Extracted records:
━━━━━━━━━━━━━━━━━━━━━━━━━━━━━━

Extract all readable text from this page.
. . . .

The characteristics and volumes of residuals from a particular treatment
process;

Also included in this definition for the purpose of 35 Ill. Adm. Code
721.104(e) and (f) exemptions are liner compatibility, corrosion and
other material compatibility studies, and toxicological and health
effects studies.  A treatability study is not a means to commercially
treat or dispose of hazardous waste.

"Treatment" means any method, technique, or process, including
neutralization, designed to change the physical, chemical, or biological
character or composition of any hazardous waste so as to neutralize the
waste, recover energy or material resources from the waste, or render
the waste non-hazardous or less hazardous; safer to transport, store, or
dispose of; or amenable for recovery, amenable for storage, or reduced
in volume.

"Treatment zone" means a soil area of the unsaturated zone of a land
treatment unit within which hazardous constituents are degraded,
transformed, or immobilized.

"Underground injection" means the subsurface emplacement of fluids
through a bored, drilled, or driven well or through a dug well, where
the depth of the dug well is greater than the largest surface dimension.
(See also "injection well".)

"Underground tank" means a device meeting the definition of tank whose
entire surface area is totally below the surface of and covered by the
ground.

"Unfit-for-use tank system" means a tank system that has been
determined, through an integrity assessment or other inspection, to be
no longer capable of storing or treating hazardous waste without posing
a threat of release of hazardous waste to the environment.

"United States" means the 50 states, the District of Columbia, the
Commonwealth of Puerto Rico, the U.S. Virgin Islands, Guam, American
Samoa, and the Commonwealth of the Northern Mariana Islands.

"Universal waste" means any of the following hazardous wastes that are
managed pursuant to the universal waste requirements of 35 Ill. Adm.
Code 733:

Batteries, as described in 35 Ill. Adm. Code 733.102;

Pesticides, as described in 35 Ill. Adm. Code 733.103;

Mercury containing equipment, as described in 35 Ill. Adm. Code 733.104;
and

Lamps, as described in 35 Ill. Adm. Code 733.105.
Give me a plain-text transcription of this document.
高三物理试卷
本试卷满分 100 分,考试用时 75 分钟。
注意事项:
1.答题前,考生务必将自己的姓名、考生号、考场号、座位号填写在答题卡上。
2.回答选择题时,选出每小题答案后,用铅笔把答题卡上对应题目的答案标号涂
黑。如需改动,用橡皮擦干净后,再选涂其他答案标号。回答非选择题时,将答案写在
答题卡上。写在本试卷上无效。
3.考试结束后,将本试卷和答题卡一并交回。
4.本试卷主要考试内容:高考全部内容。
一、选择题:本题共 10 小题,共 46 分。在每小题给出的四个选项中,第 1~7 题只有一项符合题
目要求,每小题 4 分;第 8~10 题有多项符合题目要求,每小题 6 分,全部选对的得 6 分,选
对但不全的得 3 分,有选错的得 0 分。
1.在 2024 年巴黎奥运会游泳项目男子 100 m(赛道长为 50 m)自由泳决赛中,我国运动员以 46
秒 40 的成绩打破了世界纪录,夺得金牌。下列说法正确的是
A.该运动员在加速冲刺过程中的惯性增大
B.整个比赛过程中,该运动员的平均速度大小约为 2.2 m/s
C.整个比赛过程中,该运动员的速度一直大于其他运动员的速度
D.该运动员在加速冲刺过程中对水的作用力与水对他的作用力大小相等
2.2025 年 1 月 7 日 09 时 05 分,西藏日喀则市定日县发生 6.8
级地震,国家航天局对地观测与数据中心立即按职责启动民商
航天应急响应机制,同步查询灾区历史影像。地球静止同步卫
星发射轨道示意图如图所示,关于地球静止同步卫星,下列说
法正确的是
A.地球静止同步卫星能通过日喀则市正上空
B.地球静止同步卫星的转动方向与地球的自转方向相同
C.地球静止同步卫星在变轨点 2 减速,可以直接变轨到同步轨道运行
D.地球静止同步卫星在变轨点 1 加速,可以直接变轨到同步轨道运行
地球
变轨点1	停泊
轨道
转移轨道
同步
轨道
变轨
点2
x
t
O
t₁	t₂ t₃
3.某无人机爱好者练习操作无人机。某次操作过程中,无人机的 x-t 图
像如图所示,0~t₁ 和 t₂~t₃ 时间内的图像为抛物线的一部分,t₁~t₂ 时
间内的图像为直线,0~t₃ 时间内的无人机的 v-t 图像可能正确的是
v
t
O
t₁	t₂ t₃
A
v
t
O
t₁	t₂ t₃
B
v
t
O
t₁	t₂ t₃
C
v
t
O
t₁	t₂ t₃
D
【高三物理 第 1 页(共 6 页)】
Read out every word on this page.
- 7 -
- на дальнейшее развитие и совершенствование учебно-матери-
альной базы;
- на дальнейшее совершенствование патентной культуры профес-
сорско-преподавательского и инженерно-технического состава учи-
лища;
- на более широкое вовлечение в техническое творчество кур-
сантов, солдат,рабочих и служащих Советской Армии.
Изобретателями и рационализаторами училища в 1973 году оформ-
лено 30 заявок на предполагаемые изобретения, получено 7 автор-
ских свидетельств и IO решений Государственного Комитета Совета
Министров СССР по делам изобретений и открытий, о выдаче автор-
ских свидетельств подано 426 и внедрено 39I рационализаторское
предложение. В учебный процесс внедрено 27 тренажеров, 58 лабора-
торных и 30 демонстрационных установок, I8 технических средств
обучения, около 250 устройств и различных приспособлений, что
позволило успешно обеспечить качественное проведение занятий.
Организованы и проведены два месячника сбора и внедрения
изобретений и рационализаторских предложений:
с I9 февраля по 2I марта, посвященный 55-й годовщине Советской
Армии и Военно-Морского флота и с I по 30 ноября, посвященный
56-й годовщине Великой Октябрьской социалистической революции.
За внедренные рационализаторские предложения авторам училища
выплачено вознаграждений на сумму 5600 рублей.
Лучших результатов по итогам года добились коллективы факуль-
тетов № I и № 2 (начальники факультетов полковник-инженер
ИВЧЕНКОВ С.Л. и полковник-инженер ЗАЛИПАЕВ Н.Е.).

━━━━━━━━━━━━━━━━━━━━━━━━━━━━━━

Aim of the task: Across the records, count the lines holding the string "годовщине". Give the number and stop.

Result of this exercise: 2